── 提供テキスト

甲信寺社宝鑑

甲信地方の寺院・神社建築を語る雑記。

【所沢市】中氷川神社(山口)

今回は埼玉県所沢市山口(やまぐち)の中氷川神社(なかひかわ-)について。

 

中氷川神社は山口線沿線の住宅地に鎮座しています。

創建は社伝によると第10代・崇神天皇の時代らしいです。『延喜式』には当社と思われる記述があり、式内論社に列しています。平安時代末期には山口家継によって社殿が造営されており、この頃には確立されていたと思われます。その後は南北朝時代に社殿が再建されましたが戦災で焼失し、桃山時代の天正年間(1573-1593年)に山口高忠が山口城を再興する際に当社も再建されました。江戸時代には社領の寄進を受け、江戸中期に社殿が再建されました。

現在の境内や社殿は江戸中期以降のもの。旧本殿は江戸中期の建築で、関東ではめずらしい春日造です。本殿は昭和初期のもので、全国的にも例の少ない大社造となっています。

 

現地情報

所在地 〒359-1145埼玉県所沢市山口1849(地図)
アクセス 下山口駅から徒歩15分
入間ICから車で20分
駐車場 10台(無料)

────

課題一覧:
- A) 中氷川神社の紹介文をもとに、次の問いに答えてください。
(i) 天正年間に山口城を再興する際、当社を再建した人物は誰か。
(ii) 旧本殿はどの建築様式か。
(iii) 駐車場は何台分あり、料金はどうなっているか。
- B) 中氷川神社の紹介文のうち、「中氷川神社は山口線沿線の住宅地に鎮座しています。」から「駐車場 10台(無料)」までのすべてを一字一句違えずに書き写してください。

── 生データ

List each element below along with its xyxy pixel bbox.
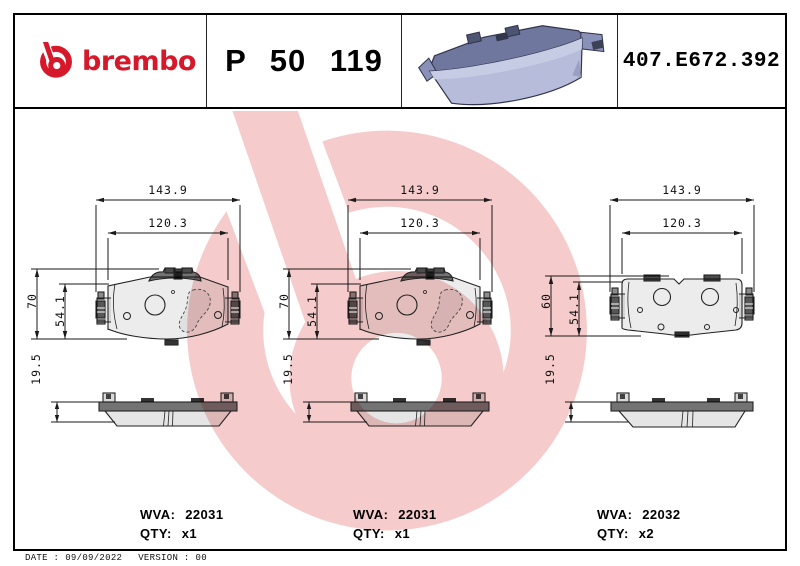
header-row: brembo P 50 119 (15, 15, 785, 109)
brake-pad-3d-image (417, 24, 604, 106)
side-view-drawing (610, 392, 754, 428)
qty-label: QTY: (353, 526, 385, 541)
brembo-wordmark: brembo (82, 45, 196, 77)
catalog-code: 407.E672.392 (622, 49, 781, 73)
wva-value: 22031 (185, 507, 224, 522)
qty-value: x1 (181, 526, 197, 541)
front-view-drawing (95, 267, 241, 346)
footer-row: DATE : 09/09/2022 VERSION : 00 (25, 553, 207, 563)
dim-thickness: 19.5 (29, 353, 43, 385)
dim-thickness: 19.5 (281, 353, 295, 385)
pad-drawing-front-and-side (31, 197, 241, 427)
wva-label: WVA: (597, 507, 633, 522)
side-view-drawing (350, 392, 490, 427)
catalog-code-cell: 407.E672.392 (618, 15, 785, 107)
product-photo-cell (402, 15, 618, 107)
drawing-area: 143.9 120.3 70 54.1 19.5 (15, 111, 785, 549)
front-view-drawing (609, 274, 755, 338)
qty-label: QTY: (140, 526, 172, 541)
wva-value: 22032 (642, 507, 681, 522)
logo-cell: brembo (15, 15, 207, 107)
sheet-frame: brembo P 50 119 (13, 13, 787, 551)
dim-pad-width: 120.3 (148, 216, 188, 230)
wva-qty-block: WVA: 22032 QTY: x2 (597, 507, 680, 541)
dim-pad-width: 120.3 (400, 216, 440, 230)
footer-date-value: 09/09/2022 (65, 553, 123, 563)
dim-overall-width: 143.9 (148, 183, 188, 197)
pad-drawing-front-and-side (545, 197, 755, 428)
dim-overall-width: 143.9 (662, 183, 702, 197)
drawing-column-2: 143.9 120.3 70 54.1 19.5 (275, 111, 535, 549)
footer-date-label: DATE : (25, 553, 60, 563)
wva-qty-block: WVA: 22031 QTY: x1 (140, 507, 223, 541)
dim-pad-height: 54.1 (305, 295, 319, 327)
side-view-drawing (98, 392, 238, 427)
dim-overall-height: 60 (539, 293, 553, 309)
part-number-cell: P 50 119 (207, 15, 402, 107)
qty-value: x1 (394, 526, 410, 541)
dim-pad-height: 54.1 (53, 295, 67, 327)
dim-thickness: 19.5 (543, 353, 557, 385)
dim-pad-height: 54.1 (567, 293, 581, 325)
dim-overall-height: 70 (277, 293, 291, 309)
part-number: P 50 119 (225, 43, 383, 78)
wva-value: 22031 (398, 507, 437, 522)
wva-label: WVA: (353, 507, 389, 522)
pad-drawing-front-and-side (283, 197, 493, 427)
dim-pad-width: 120.3 (662, 216, 702, 230)
brembo-logo-mark-icon (37, 42, 75, 80)
wva-label: WVA: (140, 507, 176, 522)
qty-label: QTY: (597, 526, 629, 541)
front-view-drawing (347, 267, 493, 346)
footer-version-value: 00 (195, 553, 207, 563)
dim-overall-width: 143.9 (400, 183, 440, 197)
drawing-column-3: 143.9 120.3 60 54.1 19.5 (537, 111, 785, 549)
footer-version-label: VERSION : (138, 553, 190, 563)
dim-overall-height: 70 (25, 293, 39, 309)
wva-qty-block: WVA: 22031 QTY: x1 (353, 507, 436, 541)
drawing-column-1: 143.9 120.3 70 54.1 19.5 (23, 111, 283, 549)
qty-value: x2 (638, 526, 654, 541)
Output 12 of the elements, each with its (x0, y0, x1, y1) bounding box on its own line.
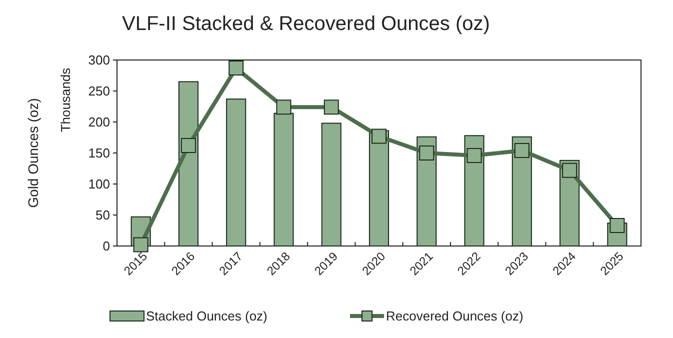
legend-label: Stacked Ounces (oz) (146, 308, 268, 324)
y-tick-label: 200 (88, 114, 110, 130)
y-tick-label: 0 (102, 238, 110, 254)
y-tick-label: 150 (88, 146, 110, 161)
y-tick-label: 100 (88, 176, 110, 192)
y-tick-label: 300 (88, 52, 110, 68)
y-axis-title: Gold Ounces (oz) (25, 98, 41, 208)
legend-label: Recovered Ounces (oz) (386, 308, 524, 324)
y-tick-label: 50 (96, 208, 110, 223)
y-tick-label: 250 (88, 84, 110, 99)
chart-title: VLF-II Stacked & Recovered Ounces (oz) (122, 13, 490, 35)
text: Thousands (58, 67, 73, 132)
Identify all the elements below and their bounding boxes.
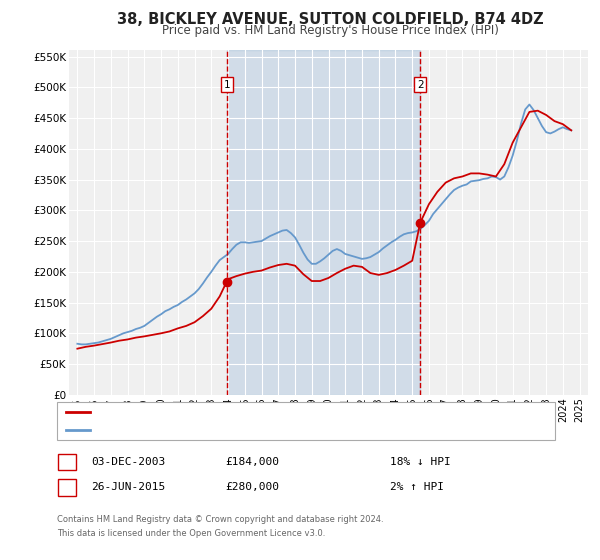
Text: 1: 1 <box>223 80 230 90</box>
Text: 2: 2 <box>417 80 424 90</box>
Bar <box>227 50 420 395</box>
Text: Contains HM Land Registry data © Crown copyright and database right 2024.: Contains HM Land Registry data © Crown c… <box>57 515 383 524</box>
Text: This data is licensed under the Open Government Licence v3.0.: This data is licensed under the Open Gov… <box>57 529 325 538</box>
Text: 1: 1 <box>64 457 71 467</box>
Text: 26-JUN-2015: 26-JUN-2015 <box>91 482 166 492</box>
Text: 2: 2 <box>64 482 71 492</box>
Text: 38, BICKLEY AVENUE, SUTTON COLDFIELD, B74 4DZ: 38, BICKLEY AVENUE, SUTTON COLDFIELD, B7… <box>116 12 544 27</box>
Text: HPI: Average price, detached house, Birmingham: HPI: Average price, detached house, Birm… <box>96 425 353 435</box>
Text: 18% ↓ HPI: 18% ↓ HPI <box>390 457 451 467</box>
Text: £280,000: £280,000 <box>225 482 279 492</box>
Text: 38, BICKLEY AVENUE, SUTTON COLDFIELD, B74 4DZ (detached house): 38, BICKLEY AVENUE, SUTTON COLDFIELD, B7… <box>96 407 461 417</box>
Text: Price paid vs. HM Land Registry's House Price Index (HPI): Price paid vs. HM Land Registry's House … <box>161 24 499 38</box>
Text: 03-DEC-2003: 03-DEC-2003 <box>91 457 166 467</box>
Text: £184,000: £184,000 <box>225 457 279 467</box>
Text: 2% ↑ HPI: 2% ↑ HPI <box>390 482 444 492</box>
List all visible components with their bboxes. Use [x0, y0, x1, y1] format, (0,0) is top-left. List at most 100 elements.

────

完全な解答:
- A)
(i) 山口高忠
(ii) 春日造
(iii) 10台分で、無料

- B)
中氷川神社は山口線沿線の住宅地に鎮座しています。

創建は社伝によると第10代・崇神天皇の時代らしいです。『延喜式』には当社と思われる記述があり、式内論社に列しています。平安時代末期には山口家継によって社殿が造営されており、この頃には確立されていたと思われます。その後は南北朝時代に社殿が再建されましたが戦災で焼失し、桃山時代の天正年間(1573-1593年)に山口高忠が山口城を再興する際に当社も再建されました。江戸時代には社領の寄進を受け、江戸中期に社殿が再建されました。

現在の境内や社殿は江戸中期以降のもの。旧本殿は江戸中期の建築で、関東ではめずらしい春日造です。本殿は昭和初期のもので、全国的にも例の少ない大社造となっています。

 

現地情報

所在地 〒359-1145埼玉県所沢市山口1849(地図)
アクセス 下山口駅から徒歩15分
入間ICから車で20分
駐車場 10台(無料)